WORK TO COMPLETE » Restate each line of the listing exactly, without carrying over any pictures.

STORED DATA »

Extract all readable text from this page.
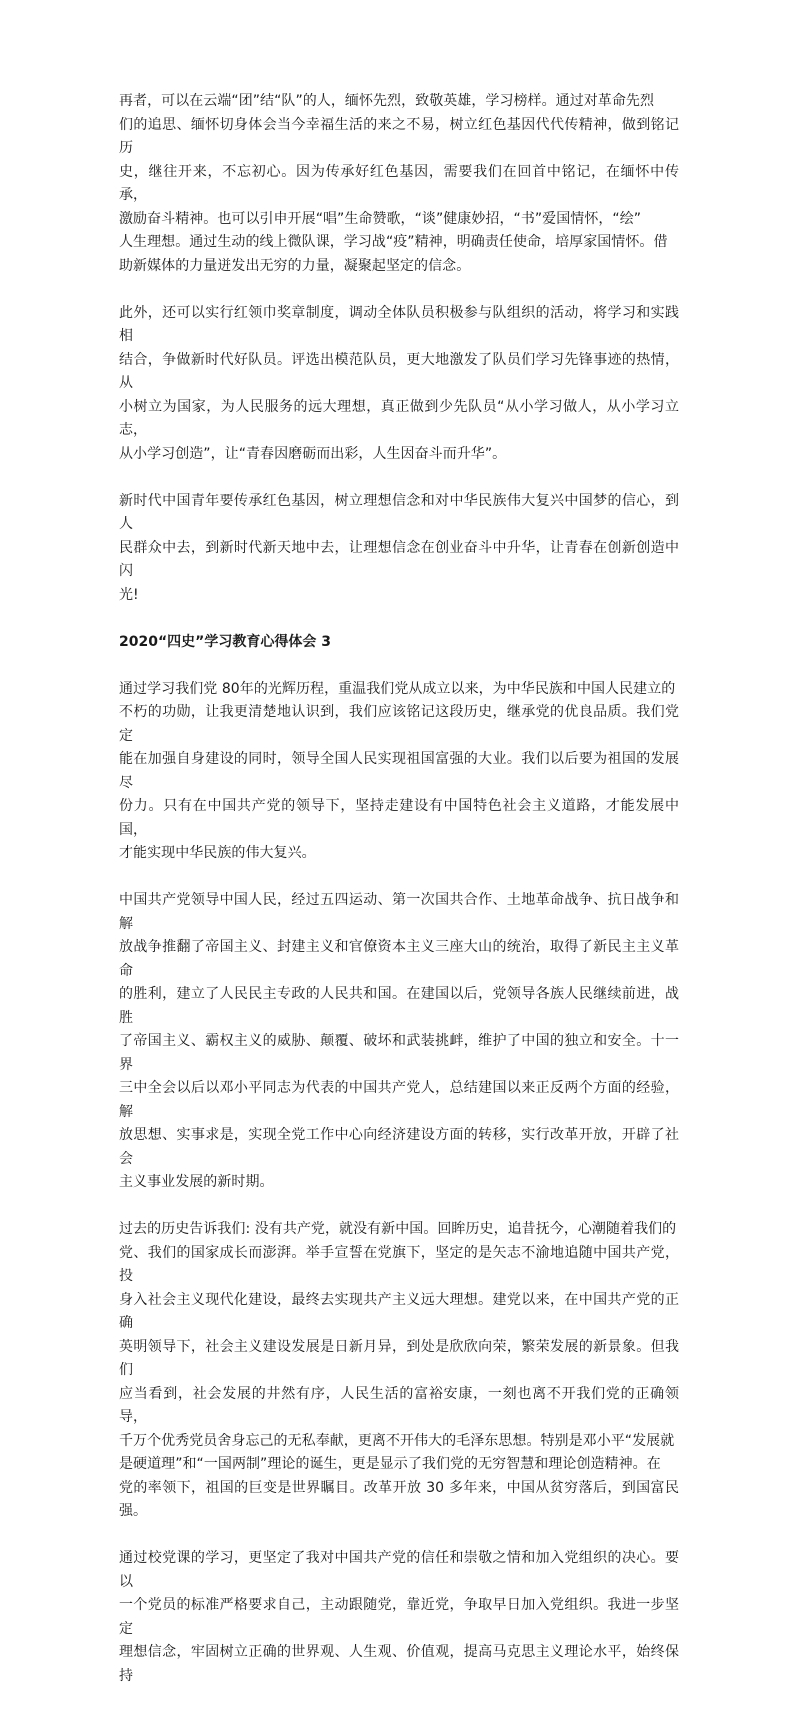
再者，可以在云端“团”结“队”的人，缅怀先烈，致敬英雄，学习榜样。通过对革命先烈
们的追思、缅怀切身体会当今幸福生活的来之不易，树立红色基因代代传精神，做到铭记历
史，继往开来，不忘初心。因为传承好红色基因，需要我们在回首中铭记，在缅怀中传承，
激励奋斗精神。也可以引申开展“唱”生命赞歌，“谈”健康妙招，“书”爱国情怀，“绘”
人生理想。通过生动的线上微队课，学习战“疫”精神，明确责任使命，培厚家国情怀。借
助新媒体的力量迸发出无穷的力量，凝聚起坚定的信念。
此外，还可以实行红领巾奖章制度，调动全体队员积极参与队组织的活动，将学习和实践相
结合，争做新时代好队员。评选出模范队员，更大地激发了队员们学习先锋事迹的热情，从
小树立为国家，为人民服务的远大理想，真正做到少先队员“从小学习做人，从小学习立志，
从小学习创造”，让“青春因磨砺而出彩，人生因奋斗而升华”。
新时代中国青年要传承红色基因，树立理想信念和对中华民族伟大复兴中国梦的信心，到人
民群众中去，到新时代新天地中去，让理想信念在创业奋斗中升华，让青春在创新创造中闪
光!
2020“四史”学习教育心得体会 3
通过学习我们党 80年的光辉历程，重温我们党从成立以来，为中华民族和中国人民建立的
不朽的功勋，让我更清楚地认识到，我们应该铭记这段历史，继承党的优良品质。我们党定
能在加强自身建设的同时，领导全国人民实现祖国富强的大业。我们以后要为祖国的发展尽
份力。只有在中国共产党的领导下，坚持走建设有中国特色社会主义道路，才能发展中国，
才能实现中华民族的伟大复兴。
中国共产党领导中国人民，经过五四运动、第一次国共合作、土地革命战争、抗日战争和解
放战争推翻了帝国主义、封建主义和官僚资本主义三座大山的统治，取得了新民主主义革命
的胜利，建立了人民民主专政的人民共和国。在建国以后，党领导各族人民继续前进，战胜
了帝国主义、霸权主义的威胁、颠覆、破坏和武装挑衅，维护了中国的独立和安全。十一界
三中全会以后以邓小平同志为代表的中国共产党人，总结建国以来正反两个方面的经验，解
放思想、实事求是，实现全党工作中心向经济建设方面的转移，实行改革开放，开辟了社会
主义事业发展的新时期。
过去的历史告诉我们: 没有共产党，就没有新中国。回眸历史，追昔抚今，心潮随着我们的
党、我们的国家成长而澎湃。举手宣誓在党旗下，坚定的是矢志不渝地追随中国共产党，投
身入社会主义现代化建设，最终去实现共产主义远大理想。建党以来，在中国共产党的正确
英明领导下，社会主义建设发展是日新月异，到处是欣欣向荣，繁荣发展的新景象。但我们
应当看到，社会发展的井然有序，人民生活的富裕安康，一刻也离不开我们党的正确领导，
千万个优秀党员舍身忘己的无私奉献，更离不开伟大的毛泽东思想。特别是邓小平“发展就
是硬道理”和“一国两制”理论的诞生，更是显示了我们党的无穷智慧和理论创造精神。在
党的率领下，祖国的巨变是世界瞩目。改革开放 30 多年来，中国从贫穷落后，到国富民强。
通过校党课的学习，更坚定了我对中国共产党的信任和崇敬之情和加入党组织的决心。要以
一个党员的标准严格要求自己，主动跟随党，靠近党，争取早日加入党组织。我进一步坚定
理想信念，牢固树立正确的世界观、人生观、价值观，提高马克思主义理论水平，始终保持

OUTPUT »
Extract all readable text from this page.
再者，可以在云端“团”结“队”的人，缅怀先烈，致敬英雄，学习榜样。通过对革命先烈
们的追思、缅怀切身体会当今幸福生活的来之不易，树立红色基因代代传精神，做到铭记历
史，继往开来，不忘初心。因为传承好红色基因，需要我们在回首中铭记，在缅怀中传承，
激励奋斗精神。也可以引申开展“唱”生命赞歌，“谈”健康妙招，“书”爱国情怀，“绘”
人生理想。通过生动的线上微队课，学习战“疫”精神，明确责任使命，培厚家国情怀。借
助新媒体的力量迸发出无穷的力量，凝聚起坚定的信念。
此外，还可以实行红领巾奖章制度，调动全体队员积极参与队组织的活动，将学习和实践相
结合，争做新时代好队员。评选出模范队员，更大地激发了队员们学习先锋事迹的热情，从
小树立为国家，为人民服务的远大理想，真正做到少先队员“从小学习做人，从小学习立志，
从小学习创造”，让“青春因磨砺而出彩，人生因奋斗而升华”。
新时代中国青年要传承红色基因，树立理想信念和对中华民族伟大复兴中国梦的信心，到人
民群众中去，到新时代新天地中去，让理想信念在创业奋斗中升华，让青春在创新创造中闪
光!
2020“四史”学习教育心得体会 3
通过学习我们党 80年的光辉历程，重温我们党从成立以来，为中华民族和中国人民建立的
不朽的功勋，让我更清楚地认识到，我们应该铭记这段历史，继承党的优良品质。我们党定
能在加强自身建设的同时，领导全国人民实现祖国富强的大业。我们以后要为祖国的发展尽
份力。只有在中国共产党的领导下，坚持走建设有中国特色社会主义道路，才能发展中国，
才能实现中华民族的伟大复兴。
中国共产党领导中国人民，经过五四运动、第一次国共合作、土地革命战争、抗日战争和解
放战争推翻了帝国主义、封建主义和官僚资本主义三座大山的统治，取得了新民主主义革命
的胜利，建立了人民民主专政的人民共和国。在建国以后，党领导各族人民继续前进，战胜
了帝国主义、霸权主义的威胁、颠覆、破坏和武装挑衅，维护了中国的独立和安全。十一界
三中全会以后以邓小平同志为代表的中国共产党人，总结建国以来正反两个方面的经验，解
放思想、实事求是，实现全党工作中心向经济建设方面的转移，实行改革开放，开辟了社会
主义事业发展的新时期。
过去的历史告诉我们: 没有共产党，就没有新中国。回眸历史，追昔抚今，心潮随着我们的
党、我们的国家成长而澎湃。举手宣誓在党旗下，坚定的是矢志不渝地追随中国共产党，投
身入社会主义现代化建设，最终去实现共产主义远大理想。建党以来，在中国共产党的正确
英明领导下，社会主义建设发展是日新月异，到处是欣欣向荣，繁荣发展的新景象。但我们
应当看到，社会发展的井然有序，人民生活的富裕安康，一刻也离不开我们党的正确领导，
千万个优秀党员舍身忘己的无私奉献，更离不开伟大的毛泽东思想。特别是邓小平“发展就
是硬道理”和“一国两制”理论的诞生，更是显示了我们党的无穷智慧和理论创造精神。在
党的率领下，祖国的巨变是世界瞩目。改革开放 30 多年来，中国从贫穷落后，到国富民强。
通过校党课的学习，更坚定了我对中国共产党的信任和崇敬之情和加入党组织的决心。要以
一个党员的标准严格要求自己，主动跟随党，靠近党，争取早日加入党组织。我进一步坚定
理想信念，牢固树立正确的世界观、人生观、价值观，提高马克思主义理论水平，始终保持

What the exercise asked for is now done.